(Task description)
Pull out every line below that contains the word "Маленькое".

-- Begin Supplied material --

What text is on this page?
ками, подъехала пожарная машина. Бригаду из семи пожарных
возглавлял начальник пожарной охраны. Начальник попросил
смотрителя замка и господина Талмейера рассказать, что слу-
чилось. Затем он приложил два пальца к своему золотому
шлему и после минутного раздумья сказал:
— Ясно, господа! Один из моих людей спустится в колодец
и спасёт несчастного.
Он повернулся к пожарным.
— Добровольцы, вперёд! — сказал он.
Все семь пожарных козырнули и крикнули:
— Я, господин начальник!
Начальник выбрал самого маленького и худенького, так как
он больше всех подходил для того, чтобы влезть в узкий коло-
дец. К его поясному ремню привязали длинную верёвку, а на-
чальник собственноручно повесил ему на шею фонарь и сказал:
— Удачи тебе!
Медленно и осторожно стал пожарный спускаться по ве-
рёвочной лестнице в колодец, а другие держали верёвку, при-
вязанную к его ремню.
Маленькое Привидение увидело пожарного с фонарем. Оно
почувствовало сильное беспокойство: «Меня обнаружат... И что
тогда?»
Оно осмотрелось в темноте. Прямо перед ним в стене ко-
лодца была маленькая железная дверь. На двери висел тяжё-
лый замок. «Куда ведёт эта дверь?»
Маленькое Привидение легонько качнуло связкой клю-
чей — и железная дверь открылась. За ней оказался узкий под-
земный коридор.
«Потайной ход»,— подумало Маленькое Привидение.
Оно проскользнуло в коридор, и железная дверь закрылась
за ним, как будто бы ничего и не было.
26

-- End Supplied material --

(Final answer)
Маленькое Привидение увидело пожарного с фонарем. Оно
Маленькое Привидение легонько качнуло связкой клю-
«Потайной ход»,— подумало Маленькое Привидение.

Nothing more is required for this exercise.